§ **Records from a collection**

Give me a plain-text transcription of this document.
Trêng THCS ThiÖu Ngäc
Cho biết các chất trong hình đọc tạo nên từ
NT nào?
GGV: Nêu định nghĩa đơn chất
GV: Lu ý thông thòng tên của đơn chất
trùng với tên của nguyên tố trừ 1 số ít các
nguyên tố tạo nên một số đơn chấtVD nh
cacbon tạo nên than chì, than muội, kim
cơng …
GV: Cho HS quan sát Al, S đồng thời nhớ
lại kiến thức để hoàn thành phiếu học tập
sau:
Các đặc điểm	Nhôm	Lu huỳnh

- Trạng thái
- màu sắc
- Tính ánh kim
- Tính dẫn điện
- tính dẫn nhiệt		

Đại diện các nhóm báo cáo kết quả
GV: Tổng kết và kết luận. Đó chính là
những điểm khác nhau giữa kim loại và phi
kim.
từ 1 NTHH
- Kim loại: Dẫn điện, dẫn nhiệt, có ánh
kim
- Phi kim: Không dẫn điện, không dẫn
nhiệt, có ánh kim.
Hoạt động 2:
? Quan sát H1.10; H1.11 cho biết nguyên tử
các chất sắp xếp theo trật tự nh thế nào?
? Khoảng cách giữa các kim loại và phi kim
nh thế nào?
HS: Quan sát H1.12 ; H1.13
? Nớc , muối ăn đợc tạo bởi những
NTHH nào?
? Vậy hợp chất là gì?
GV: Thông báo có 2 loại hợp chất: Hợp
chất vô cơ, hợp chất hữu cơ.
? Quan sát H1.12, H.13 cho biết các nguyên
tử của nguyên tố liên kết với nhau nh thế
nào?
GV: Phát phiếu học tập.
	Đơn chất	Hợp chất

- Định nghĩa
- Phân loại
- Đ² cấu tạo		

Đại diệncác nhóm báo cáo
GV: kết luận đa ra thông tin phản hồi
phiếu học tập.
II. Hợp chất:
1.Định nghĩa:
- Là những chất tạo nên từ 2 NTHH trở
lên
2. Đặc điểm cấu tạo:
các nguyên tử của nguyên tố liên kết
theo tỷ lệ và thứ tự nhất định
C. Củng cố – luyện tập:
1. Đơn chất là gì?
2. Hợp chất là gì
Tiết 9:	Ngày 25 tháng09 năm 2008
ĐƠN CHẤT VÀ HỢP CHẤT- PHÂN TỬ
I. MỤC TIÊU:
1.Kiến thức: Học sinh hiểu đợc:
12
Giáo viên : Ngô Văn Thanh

§ **Written task**
Write out every entry exactly as given.

§ **Task response**
Give me a plain-text transcription of this document.
Trêng THCS ThiÖu Ngäc
Cho biết các chất trong hình đọc tạo nên từ
NT nào?
GGV: Nêu định nghĩa đơn chất
GV: Lu ý thông thòng tên của đơn chất
trùng với tên của nguyên tố trừ 1 số ít các
nguyên tố tạo nên một số đơn chấtVD nh
cacbon tạo nên than chì, than muội, kim
cơng …
GV: Cho HS quan sát Al, S đồng thời nhớ
lại kiến thức để hoàn thành phiếu học tập
sau:
Các đặc điểm	Nhôm	Lu huỳnh

- Trạng thái
- màu sắc
- Tính ánh kim
- Tính dẫn điện
- tính dẫn nhiệt		

Đại diện các nhóm báo cáo kết quả
GV: Tổng kết và kết luận. Đó chính là
những điểm khác nhau giữa kim loại và phi
kim.
từ 1 NTHH
- Kim loại: Dẫn điện, dẫn nhiệt, có ánh
kim
- Phi kim: Không dẫn điện, không dẫn
nhiệt, có ánh kim.
Hoạt động 2:
? Quan sát H1.10; H1.11 cho biết nguyên tử
các chất sắp xếp theo trật tự nh thế nào?
? Khoảng cách giữa các kim loại và phi kim
nh thế nào?
HS: Quan sát H1.12 ; H1.13
? Nớc , muối ăn đợc tạo bởi những
NTHH nào?
? Vậy hợp chất là gì?
GV: Thông báo có 2 loại hợp chất: Hợp
chất vô cơ, hợp chất hữu cơ.
? Quan sát H1.12, H.13 cho biết các nguyên
tử của nguyên tố liên kết với nhau nh thế
nào?
GV: Phát phiếu học tập.
	Đơn chất	Hợp chất

- Định nghĩa
- Phân loại
- Đ² cấu tạo		

Đại diệncác nhóm báo cáo
GV: kết luận đa ra thông tin phản hồi
phiếu học tập.
II. Hợp chất:
1.Định nghĩa:
- Là những chất tạo nên từ 2 NTHH trở
lên
2. Đặc điểm cấu tạo:
các nguyên tử của nguyên tố liên kết
theo tỷ lệ và thứ tự nhất định
C. Củng cố – luyện tập:
1. Đơn chất là gì?
2. Hợp chất là gì
Tiết 9:	Ngày 25 tháng09 năm 2008
ĐƠN CHẤT VÀ HỢP CHẤT- PHÂN TỬ
I. MỤC TIÊU:
1.Kiến thức: Học sinh hiểu đợc:
12
Giáo viên : Ngô Văn Thanh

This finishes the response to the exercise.